Directions for this task
Copy each entry as it stands, leaving nothing out.

# Input material start

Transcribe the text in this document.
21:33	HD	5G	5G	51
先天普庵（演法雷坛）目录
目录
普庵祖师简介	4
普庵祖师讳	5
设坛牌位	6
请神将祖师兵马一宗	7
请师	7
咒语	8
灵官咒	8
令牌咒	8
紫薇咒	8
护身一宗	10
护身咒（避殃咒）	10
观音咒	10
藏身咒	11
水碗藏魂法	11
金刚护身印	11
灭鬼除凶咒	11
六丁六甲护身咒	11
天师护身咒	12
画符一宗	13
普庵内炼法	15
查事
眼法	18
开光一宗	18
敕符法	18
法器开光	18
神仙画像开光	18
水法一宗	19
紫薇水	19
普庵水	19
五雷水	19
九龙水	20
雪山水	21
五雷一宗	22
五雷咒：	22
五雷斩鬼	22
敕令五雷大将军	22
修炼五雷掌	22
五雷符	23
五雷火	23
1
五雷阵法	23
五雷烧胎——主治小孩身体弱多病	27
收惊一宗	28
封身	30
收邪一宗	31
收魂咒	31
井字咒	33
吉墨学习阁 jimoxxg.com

# Input material end

The completed task
Transcribe the text in this document.
21:33	HD	5G	5G	51
先天普庵（演法雷坛）目录
目录
普庵祖师简介	4
普庵祖师讳	5
设坛牌位	6
请神将祖师兵马一宗	7
请师	7
咒语	8
灵官咒	8
令牌咒	8
紫薇咒	8
护身一宗	10
护身咒（避殃咒）	10
观音咒	10
藏身咒	11
水碗藏魂法	11
金刚护身印	11
灭鬼除凶咒	11
六丁六甲护身咒	11
天师护身咒	12
画符一宗	13
普庵内炼法	15
查事
眼法	18
开光一宗	18
敕符法	18
法器开光	18
神仙画像开光	18
水法一宗	19
紫薇水	19
普庵水	19
五雷水	19
九龙水	20
雪山水	21
五雷一宗	22
五雷咒：	22
五雷斩鬼	22
敕令五雷大将军	22
修炼五雷掌	22
五雷符	23
五雷火	23
1
五雷阵法	23
五雷烧胎——主治小孩身体弱多病	27
收惊一宗	28
封身	30
收邪一宗	31
收魂咒	31
井字咒	33
吉墨学习阁 jimoxxg.com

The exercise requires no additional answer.